[BEGIN]
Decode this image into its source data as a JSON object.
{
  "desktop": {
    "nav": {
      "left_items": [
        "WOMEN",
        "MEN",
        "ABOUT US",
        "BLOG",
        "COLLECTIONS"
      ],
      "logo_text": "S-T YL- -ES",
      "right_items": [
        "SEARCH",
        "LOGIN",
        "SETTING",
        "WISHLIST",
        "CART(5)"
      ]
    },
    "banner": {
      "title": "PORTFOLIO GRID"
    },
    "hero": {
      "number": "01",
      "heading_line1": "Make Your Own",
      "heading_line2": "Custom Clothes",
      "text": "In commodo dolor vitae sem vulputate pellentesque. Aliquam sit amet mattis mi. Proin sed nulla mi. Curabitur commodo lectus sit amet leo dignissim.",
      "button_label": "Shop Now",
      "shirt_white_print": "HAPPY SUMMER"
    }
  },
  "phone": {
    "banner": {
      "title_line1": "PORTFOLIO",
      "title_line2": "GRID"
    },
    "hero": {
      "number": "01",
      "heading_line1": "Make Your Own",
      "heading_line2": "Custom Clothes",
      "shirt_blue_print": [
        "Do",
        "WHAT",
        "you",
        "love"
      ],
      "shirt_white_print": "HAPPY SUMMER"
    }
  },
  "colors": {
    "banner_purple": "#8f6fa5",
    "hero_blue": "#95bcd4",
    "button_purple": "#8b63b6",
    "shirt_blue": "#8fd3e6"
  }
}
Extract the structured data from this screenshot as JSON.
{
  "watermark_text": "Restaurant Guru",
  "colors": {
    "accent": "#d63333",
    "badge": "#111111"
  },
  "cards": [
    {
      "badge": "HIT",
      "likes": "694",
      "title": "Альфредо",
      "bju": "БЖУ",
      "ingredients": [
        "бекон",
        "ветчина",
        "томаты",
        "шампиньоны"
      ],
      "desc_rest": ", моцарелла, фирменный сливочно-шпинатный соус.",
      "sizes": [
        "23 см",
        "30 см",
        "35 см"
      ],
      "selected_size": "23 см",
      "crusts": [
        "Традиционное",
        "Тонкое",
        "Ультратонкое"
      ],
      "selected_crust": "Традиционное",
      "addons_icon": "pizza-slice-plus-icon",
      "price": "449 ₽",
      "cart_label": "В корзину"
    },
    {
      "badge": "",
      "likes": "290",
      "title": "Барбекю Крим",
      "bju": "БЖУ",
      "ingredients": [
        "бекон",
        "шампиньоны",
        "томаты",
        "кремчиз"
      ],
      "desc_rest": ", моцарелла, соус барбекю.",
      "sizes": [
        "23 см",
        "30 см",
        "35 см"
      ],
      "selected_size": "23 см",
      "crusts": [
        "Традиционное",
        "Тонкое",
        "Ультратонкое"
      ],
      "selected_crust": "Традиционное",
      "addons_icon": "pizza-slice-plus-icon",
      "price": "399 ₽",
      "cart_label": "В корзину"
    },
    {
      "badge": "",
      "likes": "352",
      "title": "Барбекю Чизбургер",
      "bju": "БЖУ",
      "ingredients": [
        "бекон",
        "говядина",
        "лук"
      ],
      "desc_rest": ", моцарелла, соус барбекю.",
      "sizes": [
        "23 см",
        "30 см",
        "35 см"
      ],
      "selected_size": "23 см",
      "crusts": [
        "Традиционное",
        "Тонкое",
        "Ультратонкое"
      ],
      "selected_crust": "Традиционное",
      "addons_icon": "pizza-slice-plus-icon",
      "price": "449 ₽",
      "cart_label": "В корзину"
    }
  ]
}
[END]
> [What to do]
Repeat the data precisely, reproducing every entry.

> [In response]
Decode this image into its source data as a JSON object.
{
  "desktop": {
    "nav": {
      "left_items": [
        "WOMEN",
        "MEN",
        "ABOUT US",
        "BLOG",
        "COLLECTIONS"
      ],
      "logo_text": "S-T YL- -ES",
      "right_items": [
        "SEARCH",
        "LOGIN",
        "SETTING",
        "WISHLIST",
        "CART(5)"
      ]
    },
    "banner": {
      "title": "PORTFOLIO GRID"
    },
    "hero": {
      "number": "01",
      "heading_line1": "Make Your Own",
      "heading_line2": "Custom Clothes",
      "text": "In commodo dolor vitae sem vulputate pellentesque. Aliquam sit amet mattis mi. Proin sed nulla mi. Curabitur commodo lectus sit amet leo dignissim.",
      "button_label": "Shop Now",
      "shirt_white_print": "HAPPY SUMMER"
    }
  },
  "phone": {
    "banner": {
      "title_line1": "PORTFOLIO",
      "title_line2": "GRID"
    },
    "hero": {
      "number": "01",
      "heading_line1": "Make Your Own",
      "heading_line2": "Custom Clothes",
      "shirt_blue_print": [
        "Do",
        "WHAT",
        "you",
        "love"
      ],
      "shirt_white_print": "HAPPY SUMMER"
    }
  },
  "colors": {
    "banner_purple": "#8f6fa5",
    "hero_blue": "#95bcd4",
    "button_purple": "#8b63b6",
    "shirt_blue": "#8fd3e6"
  }
}
Extract the structured data from this screenshot as JSON.
{
  "watermark_text": "Restaurant Guru",
  "colors": {
    "accent": "#d63333",
    "badge": "#111111"
  },
  "cards": [
    {
      "badge": "HIT",
      "likes": "694",
      "title": "Альфредо",
      "bju": "БЖУ",
      "ingredients": [
        "бекон",
        "ветчина",
        "томаты",
        "шампиньоны"
      ],
      "desc_rest": ", моцарелла, фирменный сливочно-шпинатный соус.",
      "sizes": [
        "23 см",
        "30 см",
        "35 см"
      ],
      "selected_size": "23 см",
      "crusts": [
        "Традиционное",
        "Тонкое",
        "Ультратонкое"
      ],
      "selected_crust": "Традиционное",
      "addons_icon": "pizza-slice-plus-icon",
      "price": "449 ₽",
      "cart_label": "В корзину"
    },
    {
      "badge": "",
      "likes": "290",
      "title": "Барбекю Крим",
      "bju": "БЖУ",
      "ingredients": [
        "бекон",
        "шампиньоны",
        "томаты",
        "кремчиз"
      ],
      "desc_rest": ", моцарелла, соус барбекю.",
      "sizes": [
        "23 см",
        "30 см",
        "35 см"
      ],
      "selected_size": "23 см",
      "crusts": [
        "Традиционное",
        "Тонкое",
        "Ультратонкое"
      ],
      "selected_crust": "Традиционное",
      "addons_icon": "pizza-slice-plus-icon",
      "price": "399 ₽",
      "cart_label": "В корзину"
    },
    {
      "badge": "",
      "likes": "352",
      "title": "Барбекю Чизбургер",
      "bju": "БЖУ",
      "ingredients": [
        "бекон",
        "говядина",
        "лук"
      ],
      "desc_rest": ", моцарелла, соус барбекю.",
      "sizes": [
        "23 см",
        "30 см",
        "35 см"
      ],
      "selected_size": "23 см",
      "crusts": [
        "Традиционное",
        "Тонкое",
        "Ультратонкое"
      ],
      "selected_crust": "Традиционное",
      "addons_icon": "pizza-slice-plus-icon",
      "price": "449 ₽",
      "cart_label": "В корзину"
    }
  ]
}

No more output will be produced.